> WRITTEN EXERCISE:
Revise the records below by changing every occurrence of "U.S. Dollar" to "US Dollar", leaving everything else unchanged.
· · ·
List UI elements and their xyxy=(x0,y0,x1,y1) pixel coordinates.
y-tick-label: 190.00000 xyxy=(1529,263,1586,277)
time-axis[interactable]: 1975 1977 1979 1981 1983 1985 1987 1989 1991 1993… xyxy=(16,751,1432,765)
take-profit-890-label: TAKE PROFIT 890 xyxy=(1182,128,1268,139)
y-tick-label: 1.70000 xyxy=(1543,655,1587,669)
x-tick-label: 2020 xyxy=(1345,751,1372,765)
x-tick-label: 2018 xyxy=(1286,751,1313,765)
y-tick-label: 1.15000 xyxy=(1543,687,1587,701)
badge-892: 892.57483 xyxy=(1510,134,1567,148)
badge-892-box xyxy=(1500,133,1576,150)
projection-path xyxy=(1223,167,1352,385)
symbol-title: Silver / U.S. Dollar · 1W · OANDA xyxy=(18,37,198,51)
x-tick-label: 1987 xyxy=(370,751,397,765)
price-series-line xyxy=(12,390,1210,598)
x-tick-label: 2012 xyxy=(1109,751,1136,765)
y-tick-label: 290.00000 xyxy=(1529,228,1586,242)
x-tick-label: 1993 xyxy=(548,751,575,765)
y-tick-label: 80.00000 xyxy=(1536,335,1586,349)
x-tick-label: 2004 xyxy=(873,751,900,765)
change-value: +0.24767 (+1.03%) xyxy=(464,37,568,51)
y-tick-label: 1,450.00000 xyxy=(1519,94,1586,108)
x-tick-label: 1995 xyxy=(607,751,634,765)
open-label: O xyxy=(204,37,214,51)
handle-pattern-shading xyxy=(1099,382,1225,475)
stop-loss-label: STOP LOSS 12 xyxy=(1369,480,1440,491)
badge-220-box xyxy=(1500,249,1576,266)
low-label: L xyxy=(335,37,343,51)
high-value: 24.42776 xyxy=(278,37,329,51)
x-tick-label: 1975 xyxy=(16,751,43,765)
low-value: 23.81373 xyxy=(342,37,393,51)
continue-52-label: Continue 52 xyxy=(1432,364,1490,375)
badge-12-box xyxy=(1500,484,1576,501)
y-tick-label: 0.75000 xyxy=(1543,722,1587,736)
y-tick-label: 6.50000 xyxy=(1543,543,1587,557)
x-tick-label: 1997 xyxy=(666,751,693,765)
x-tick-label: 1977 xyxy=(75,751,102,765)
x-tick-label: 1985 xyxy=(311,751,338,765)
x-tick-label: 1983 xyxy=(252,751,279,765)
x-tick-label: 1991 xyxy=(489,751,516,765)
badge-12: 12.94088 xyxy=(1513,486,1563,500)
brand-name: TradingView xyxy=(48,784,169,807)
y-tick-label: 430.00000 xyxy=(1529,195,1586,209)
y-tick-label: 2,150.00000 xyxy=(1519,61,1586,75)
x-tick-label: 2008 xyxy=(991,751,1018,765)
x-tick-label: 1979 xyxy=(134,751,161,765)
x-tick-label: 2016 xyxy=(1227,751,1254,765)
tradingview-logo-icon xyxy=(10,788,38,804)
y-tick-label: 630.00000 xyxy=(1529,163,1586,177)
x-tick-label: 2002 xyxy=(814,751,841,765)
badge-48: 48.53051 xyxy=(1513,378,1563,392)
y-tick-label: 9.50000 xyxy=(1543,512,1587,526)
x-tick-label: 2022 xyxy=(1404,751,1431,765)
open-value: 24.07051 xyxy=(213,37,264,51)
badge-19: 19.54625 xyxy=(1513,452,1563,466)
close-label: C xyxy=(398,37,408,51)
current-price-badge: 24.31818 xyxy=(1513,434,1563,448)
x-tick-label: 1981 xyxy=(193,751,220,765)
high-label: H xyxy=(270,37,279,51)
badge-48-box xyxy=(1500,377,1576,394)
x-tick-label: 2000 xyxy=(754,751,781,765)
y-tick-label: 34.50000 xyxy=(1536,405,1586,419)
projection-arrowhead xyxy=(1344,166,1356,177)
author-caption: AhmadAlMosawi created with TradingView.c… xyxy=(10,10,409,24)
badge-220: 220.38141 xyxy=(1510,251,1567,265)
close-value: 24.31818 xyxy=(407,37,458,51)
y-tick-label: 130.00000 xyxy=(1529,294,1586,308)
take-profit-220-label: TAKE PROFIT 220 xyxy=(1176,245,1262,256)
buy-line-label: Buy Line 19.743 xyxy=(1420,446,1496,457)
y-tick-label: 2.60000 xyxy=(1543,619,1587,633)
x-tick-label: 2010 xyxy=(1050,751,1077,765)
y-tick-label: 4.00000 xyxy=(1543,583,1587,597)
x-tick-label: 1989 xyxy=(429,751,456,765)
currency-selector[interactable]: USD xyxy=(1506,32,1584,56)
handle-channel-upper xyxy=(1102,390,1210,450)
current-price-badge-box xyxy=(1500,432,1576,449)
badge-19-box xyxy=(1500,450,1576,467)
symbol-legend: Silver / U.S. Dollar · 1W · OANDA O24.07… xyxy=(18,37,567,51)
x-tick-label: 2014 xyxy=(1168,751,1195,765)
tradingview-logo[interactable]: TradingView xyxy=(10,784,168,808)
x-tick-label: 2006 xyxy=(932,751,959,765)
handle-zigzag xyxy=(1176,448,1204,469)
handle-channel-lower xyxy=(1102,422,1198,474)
· · ·
> ANSWER TO THE EXERCISE:
List UI elements and their xyxy=(x0,y0,x1,y1) pixel coordinates.
y-tick-label: 190.00000 xyxy=(1529,263,1586,277)
time-axis[interactable]: 1975 1977 1979 1981 1983 1985 1987 1989 1991 1993… xyxy=(16,751,1432,765)
take-profit-890-label: TAKE PROFIT 890 xyxy=(1182,128,1268,139)
y-tick-label: 1.70000 xyxy=(1543,655,1587,669)
x-tick-label: 2020 xyxy=(1345,751,1372,765)
x-tick-label: 2018 xyxy=(1286,751,1313,765)
y-tick-label: 1.15000 xyxy=(1543,687,1587,701)
badge-892: 892.57483 xyxy=(1510,134,1567,148)
badge-892-box xyxy=(1500,133,1576,150)
projection-path xyxy=(1223,167,1352,385)
symbol-title: Silver / US Dollar · 1W · OANDA xyxy=(18,37,198,51)
x-tick-label: 1987 xyxy=(370,751,397,765)
price-series-line xyxy=(12,390,1210,598)
x-tick-label: 2012 xyxy=(1109,751,1136,765)
y-tick-label: 290.00000 xyxy=(1529,228,1586,242)
x-tick-label: 1993 xyxy=(548,751,575,765)
y-tick-label: 80.00000 xyxy=(1536,335,1586,349)
x-tick-label: 2004 xyxy=(873,751,900,765)
change-value: +0.24767 (+1.03%) xyxy=(464,37,568,51)
y-tick-label: 1,450.00000 xyxy=(1519,94,1586,108)
x-tick-label: 1995 xyxy=(607,751,634,765)
open-label: O xyxy=(204,37,214,51)
handle-pattern-shading xyxy=(1099,382,1225,475)
stop-loss-label: STOP LOSS 12 xyxy=(1369,480,1440,491)
badge-220-box xyxy=(1500,249,1576,266)
low-label: L xyxy=(335,37,343,51)
high-value: 24.42776 xyxy=(278,37,329,51)
x-tick-label: 1975 xyxy=(16,751,43,765)
low-value: 23.81373 xyxy=(342,37,393,51)
continue-52-label: Continue 52 xyxy=(1432,364,1490,375)
badge-12-box xyxy=(1500,484,1576,501)
y-tick-label: 0.75000 xyxy=(1543,722,1587,736)
y-tick-label: 6.50000 xyxy=(1543,543,1587,557)
x-tick-label: 1997 xyxy=(666,751,693,765)
x-tick-label: 1977 xyxy=(75,751,102,765)
x-tick-label: 1985 xyxy=(311,751,338,765)
x-tick-label: 1983 xyxy=(252,751,279,765)
x-tick-label: 1991 xyxy=(489,751,516,765)
badge-12: 12.94088 xyxy=(1513,486,1563,500)
brand-name: TradingView xyxy=(48,784,169,807)
y-tick-label: 430.00000 xyxy=(1529,195,1586,209)
y-tick-label: 2,150.00000 xyxy=(1519,61,1586,75)
x-tick-label: 2008 xyxy=(991,751,1018,765)
x-tick-label: 1979 xyxy=(134,751,161,765)
x-tick-label: 2016 xyxy=(1227,751,1254,765)
tradingview-logo-icon xyxy=(10,788,38,804)
y-tick-label: 630.00000 xyxy=(1529,163,1586,177)
x-tick-label: 2002 xyxy=(814,751,841,765)
badge-48: 48.53051 xyxy=(1513,378,1563,392)
y-tick-label: 9.50000 xyxy=(1543,512,1587,526)
x-tick-label: 2022 xyxy=(1404,751,1431,765)
open-value: 24.07051 xyxy=(213,37,264,51)
badge-19: 19.54625 xyxy=(1513,452,1563,466)
close-label: C xyxy=(398,37,408,51)
current-price-badge: 24.31818 xyxy=(1513,434,1563,448)
x-tick-label: 1981 xyxy=(193,751,220,765)
high-label: H xyxy=(270,37,279,51)
badge-48-box xyxy=(1500,377,1576,394)
x-tick-label: 2000 xyxy=(754,751,781,765)
y-tick-label: 34.50000 xyxy=(1536,405,1586,419)
projection-arrowhead xyxy=(1344,166,1356,177)
author-caption: AhmadAlMosawi created with TradingView.c… xyxy=(10,10,409,24)
badge-220: 220.38141 xyxy=(1510,251,1567,265)
close-value: 24.31818 xyxy=(407,37,458,51)
y-tick-label: 130.00000 xyxy=(1529,294,1586,308)
take-profit-220-label: TAKE PROFIT 220 xyxy=(1176,245,1262,256)
buy-line-label: Buy Line 19.743 xyxy=(1420,446,1496,457)
y-tick-label: 2.60000 xyxy=(1543,619,1587,633)
x-tick-label: 2010 xyxy=(1050,751,1077,765)
y-tick-label: 4.00000 xyxy=(1543,583,1587,597)
x-tick-label: 1989 xyxy=(429,751,456,765)
currency-selector[interactable]: USD xyxy=(1506,32,1584,56)
handle-channel-upper xyxy=(1102,390,1210,450)
current-price-badge-box xyxy=(1500,432,1576,449)
badge-19-box xyxy=(1500,450,1576,467)
symbol-legend: Silver / US Dollar · 1W · OANDA O24.07… xyxy=(18,37,567,51)
x-tick-label: 2014 xyxy=(1168,751,1195,765)
tradingview-logo[interactable]: TradingView xyxy=(10,784,168,808)
x-tick-label: 2006 xyxy=(932,751,959,765)
handle-zigzag xyxy=(1176,448,1204,469)
handle-channel-lower xyxy=(1102,422,1198,474)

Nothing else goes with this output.